Stated task: How many lines in the records below contain the word "información", treating uppercase and lowercase as different? Reply with the number alone.

--- begin Exercise inputs ---

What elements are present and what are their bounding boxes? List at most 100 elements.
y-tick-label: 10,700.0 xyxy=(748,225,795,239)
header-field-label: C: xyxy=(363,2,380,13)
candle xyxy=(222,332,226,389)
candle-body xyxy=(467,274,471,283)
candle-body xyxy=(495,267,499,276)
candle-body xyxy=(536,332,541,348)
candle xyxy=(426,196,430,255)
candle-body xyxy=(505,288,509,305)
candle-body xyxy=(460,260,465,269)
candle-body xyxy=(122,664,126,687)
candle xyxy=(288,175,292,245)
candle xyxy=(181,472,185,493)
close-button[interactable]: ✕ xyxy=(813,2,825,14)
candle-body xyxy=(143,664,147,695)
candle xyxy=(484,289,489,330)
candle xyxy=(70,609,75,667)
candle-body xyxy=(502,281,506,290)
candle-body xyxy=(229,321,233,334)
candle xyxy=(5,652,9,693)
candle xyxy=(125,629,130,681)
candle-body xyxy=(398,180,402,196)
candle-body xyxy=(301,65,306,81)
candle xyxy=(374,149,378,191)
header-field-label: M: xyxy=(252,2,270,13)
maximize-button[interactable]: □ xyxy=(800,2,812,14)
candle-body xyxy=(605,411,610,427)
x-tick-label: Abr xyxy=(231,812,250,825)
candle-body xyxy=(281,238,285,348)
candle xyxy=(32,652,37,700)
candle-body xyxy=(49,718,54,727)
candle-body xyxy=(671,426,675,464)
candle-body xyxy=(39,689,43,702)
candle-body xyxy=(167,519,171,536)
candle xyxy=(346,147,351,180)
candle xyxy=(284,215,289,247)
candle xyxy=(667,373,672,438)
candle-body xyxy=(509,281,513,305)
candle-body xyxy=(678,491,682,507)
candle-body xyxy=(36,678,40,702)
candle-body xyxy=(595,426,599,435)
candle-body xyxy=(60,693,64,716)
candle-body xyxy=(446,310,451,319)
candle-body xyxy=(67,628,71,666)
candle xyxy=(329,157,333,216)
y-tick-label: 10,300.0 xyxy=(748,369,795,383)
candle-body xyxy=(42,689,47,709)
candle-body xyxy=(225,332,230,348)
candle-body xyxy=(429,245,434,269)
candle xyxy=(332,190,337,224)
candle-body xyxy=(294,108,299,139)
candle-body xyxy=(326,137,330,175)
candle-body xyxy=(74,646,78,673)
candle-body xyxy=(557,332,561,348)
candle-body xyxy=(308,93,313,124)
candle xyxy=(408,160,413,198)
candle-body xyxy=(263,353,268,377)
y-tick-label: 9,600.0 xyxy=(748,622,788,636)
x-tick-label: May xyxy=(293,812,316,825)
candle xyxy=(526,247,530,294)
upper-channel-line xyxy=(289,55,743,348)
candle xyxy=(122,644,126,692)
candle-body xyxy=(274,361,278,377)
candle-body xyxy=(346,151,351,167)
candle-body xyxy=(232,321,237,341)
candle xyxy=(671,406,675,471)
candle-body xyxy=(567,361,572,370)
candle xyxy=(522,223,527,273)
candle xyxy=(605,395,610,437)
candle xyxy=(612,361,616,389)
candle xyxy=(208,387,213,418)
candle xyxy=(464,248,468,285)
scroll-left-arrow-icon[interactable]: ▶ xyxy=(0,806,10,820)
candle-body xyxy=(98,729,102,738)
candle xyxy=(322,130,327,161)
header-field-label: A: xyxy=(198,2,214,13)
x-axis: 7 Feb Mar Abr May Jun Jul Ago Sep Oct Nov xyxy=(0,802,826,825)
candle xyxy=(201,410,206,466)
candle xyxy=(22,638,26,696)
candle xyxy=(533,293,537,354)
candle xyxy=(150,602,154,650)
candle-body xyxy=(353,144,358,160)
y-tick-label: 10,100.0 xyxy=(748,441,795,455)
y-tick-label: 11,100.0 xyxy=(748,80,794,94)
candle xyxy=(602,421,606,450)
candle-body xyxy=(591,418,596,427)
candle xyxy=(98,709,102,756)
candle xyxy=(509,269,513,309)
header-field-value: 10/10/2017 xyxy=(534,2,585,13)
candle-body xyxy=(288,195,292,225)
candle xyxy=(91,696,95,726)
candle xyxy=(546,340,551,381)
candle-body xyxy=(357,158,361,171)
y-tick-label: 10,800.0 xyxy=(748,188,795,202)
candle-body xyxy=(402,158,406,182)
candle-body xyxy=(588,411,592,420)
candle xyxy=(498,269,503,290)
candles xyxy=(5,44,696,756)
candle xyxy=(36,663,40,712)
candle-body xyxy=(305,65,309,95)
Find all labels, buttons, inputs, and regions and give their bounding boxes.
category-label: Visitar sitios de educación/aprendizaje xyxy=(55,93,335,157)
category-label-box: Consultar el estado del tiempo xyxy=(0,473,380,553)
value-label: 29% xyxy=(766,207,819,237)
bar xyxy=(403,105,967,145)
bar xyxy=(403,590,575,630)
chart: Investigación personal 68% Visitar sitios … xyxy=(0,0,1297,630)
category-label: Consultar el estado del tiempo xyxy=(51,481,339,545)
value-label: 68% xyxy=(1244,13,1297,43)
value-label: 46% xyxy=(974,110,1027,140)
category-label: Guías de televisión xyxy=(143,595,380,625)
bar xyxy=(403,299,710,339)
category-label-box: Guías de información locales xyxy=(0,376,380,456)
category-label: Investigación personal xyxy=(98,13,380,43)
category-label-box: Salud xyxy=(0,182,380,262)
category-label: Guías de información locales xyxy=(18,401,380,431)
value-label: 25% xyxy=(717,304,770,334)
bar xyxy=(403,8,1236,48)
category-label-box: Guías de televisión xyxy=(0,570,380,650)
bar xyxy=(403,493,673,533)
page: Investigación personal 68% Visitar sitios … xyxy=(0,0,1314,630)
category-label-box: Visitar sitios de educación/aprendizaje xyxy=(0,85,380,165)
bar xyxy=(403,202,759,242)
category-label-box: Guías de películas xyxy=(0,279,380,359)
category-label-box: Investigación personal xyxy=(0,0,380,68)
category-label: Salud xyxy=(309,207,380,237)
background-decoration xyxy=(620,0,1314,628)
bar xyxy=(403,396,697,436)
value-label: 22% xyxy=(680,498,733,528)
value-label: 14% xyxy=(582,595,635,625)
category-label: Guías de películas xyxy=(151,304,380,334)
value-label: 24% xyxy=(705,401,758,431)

--- end Exercise inputs ---

Final answer: 2